> _Given instruction_
Print the records below exactly as they appear.

> _Stored records_
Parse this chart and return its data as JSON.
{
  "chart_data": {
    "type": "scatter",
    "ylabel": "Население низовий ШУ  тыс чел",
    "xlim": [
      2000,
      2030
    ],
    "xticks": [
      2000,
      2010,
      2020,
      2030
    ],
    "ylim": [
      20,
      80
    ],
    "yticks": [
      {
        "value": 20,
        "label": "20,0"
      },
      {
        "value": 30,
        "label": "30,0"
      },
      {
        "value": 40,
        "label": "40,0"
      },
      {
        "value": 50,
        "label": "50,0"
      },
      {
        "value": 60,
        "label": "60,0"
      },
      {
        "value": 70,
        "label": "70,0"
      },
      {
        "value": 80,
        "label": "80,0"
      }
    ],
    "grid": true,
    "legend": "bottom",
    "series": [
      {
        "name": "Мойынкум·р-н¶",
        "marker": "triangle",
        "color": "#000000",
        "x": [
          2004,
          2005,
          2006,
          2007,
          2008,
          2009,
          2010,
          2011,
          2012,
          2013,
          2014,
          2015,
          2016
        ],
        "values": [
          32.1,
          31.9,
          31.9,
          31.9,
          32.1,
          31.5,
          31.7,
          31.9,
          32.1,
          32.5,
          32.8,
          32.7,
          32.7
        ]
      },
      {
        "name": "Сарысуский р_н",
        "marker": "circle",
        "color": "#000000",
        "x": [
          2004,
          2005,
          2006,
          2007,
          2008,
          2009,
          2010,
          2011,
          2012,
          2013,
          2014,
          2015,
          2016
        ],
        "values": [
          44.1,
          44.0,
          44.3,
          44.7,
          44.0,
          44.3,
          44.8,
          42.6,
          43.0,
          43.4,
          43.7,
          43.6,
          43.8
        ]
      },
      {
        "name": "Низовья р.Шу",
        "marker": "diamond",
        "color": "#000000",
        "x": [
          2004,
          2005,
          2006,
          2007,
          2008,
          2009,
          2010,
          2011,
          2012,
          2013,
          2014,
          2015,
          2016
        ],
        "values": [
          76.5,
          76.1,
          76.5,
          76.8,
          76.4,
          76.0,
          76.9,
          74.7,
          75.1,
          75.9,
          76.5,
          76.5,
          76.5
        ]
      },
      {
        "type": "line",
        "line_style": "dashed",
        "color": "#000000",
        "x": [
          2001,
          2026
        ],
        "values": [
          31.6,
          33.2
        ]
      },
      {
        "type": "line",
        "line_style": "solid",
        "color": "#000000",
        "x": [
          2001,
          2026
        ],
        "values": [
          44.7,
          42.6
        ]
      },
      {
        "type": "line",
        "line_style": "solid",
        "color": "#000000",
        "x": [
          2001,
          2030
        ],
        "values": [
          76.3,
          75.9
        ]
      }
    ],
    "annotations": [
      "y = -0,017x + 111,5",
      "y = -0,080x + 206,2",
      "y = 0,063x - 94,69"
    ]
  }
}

> _Correct response_
Parse this chart and return its data as JSON.
{
  "chart_data": {
    "type": "scatter",
    "ylabel": "Население низовий ШУ  тыс чел",
    "xlim": [
      2000,
      2030
    ],
    "xticks": [
      2000,
      2010,
      2020,
      2030
    ],
    "ylim": [
      20,
      80
    ],
    "yticks": [
      {
        "value": 20,
        "label": "20,0"
      },
      {
        "value": 30,
        "label": "30,0"
      },
      {
        "value": 40,
        "label": "40,0"
      },
      {
        "value": 50,
        "label": "50,0"
      },
      {
        "value": 60,
        "label": "60,0"
      },
      {
        "value": 70,
        "label": "70,0"
      },
      {
        "value": 80,
        "label": "80,0"
      }
    ],
    "grid": true,
    "legend": "bottom",
    "series": [
      {
        "name": "Мойынкум·р-н¶",
        "marker": "triangle",
        "color": "#000000",
        "x": [
          2004,
          2005,
          2006,
          2007,
          2008,
          2009,
          2010,
          2011,
          2012,
          2013,
          2014,
          2015,
          2016
        ],
        "values": [
          32.1,
          31.9,
          31.9,
          31.9,
          32.1,
          31.5,
          31.7,
          31.9,
          32.1,
          32.5,
          32.8,
          32.7,
          32.7
        ]
      },
      {
        "name": "Сарысуский р_н",
        "marker": "circle",
        "color": "#000000",
        "x": [
          2004,
          2005,
          2006,
          2007,
          2008,
          2009,
          2010,
          2011,
          2012,
          2013,
          2014,
          2015,
          2016
        ],
        "values": [
          44.1,
          44.0,
          44.3,
          44.7,
          44.0,
          44.3,
          44.8,
          42.6,
          43.0,
          43.4,
          43.7,
          43.6,
          43.8
        ]
      },
      {
        "name": "Низовья р.Шу",
        "marker": "diamond",
        "color": "#000000",
        "x": [
          2004,
          2005,
          2006,
          2007,
          2008,
          2009,
          2010,
          2011,
          2012,
          2013,
          2014,
          2015,
          2016
        ],
        "values": [
          76.5,
          76.1,
          76.5,
          76.8,
          76.4,
          76.0,
          76.9,
          74.7,
          75.1,
          75.9,
          76.5,
          76.5,
          76.5
        ]
      },
      {
        "type": "line",
        "line_style": "dashed",
        "color": "#000000",
        "x": [
          2001,
          2026
        ],
        "values": [
          31.6,
          33.2
        ]
      },
      {
        "type": "line",
        "line_style": "solid",
        "color": "#000000",
        "x": [
          2001,
          2026
        ],
        "values": [
          44.7,
          42.6
        ]
      },
      {
        "type": "line",
        "line_style": "solid",
        "color": "#000000",
        "x": [
          2001,
          2030
        ],
        "values": [
          76.3,
          75.9
        ]
      }
    ],
    "annotations": [
      "y = -0,017x + 111,5",
      "y = -0,080x + 206,2",
      "y = 0,063x - 94,69"
    ]
  }
}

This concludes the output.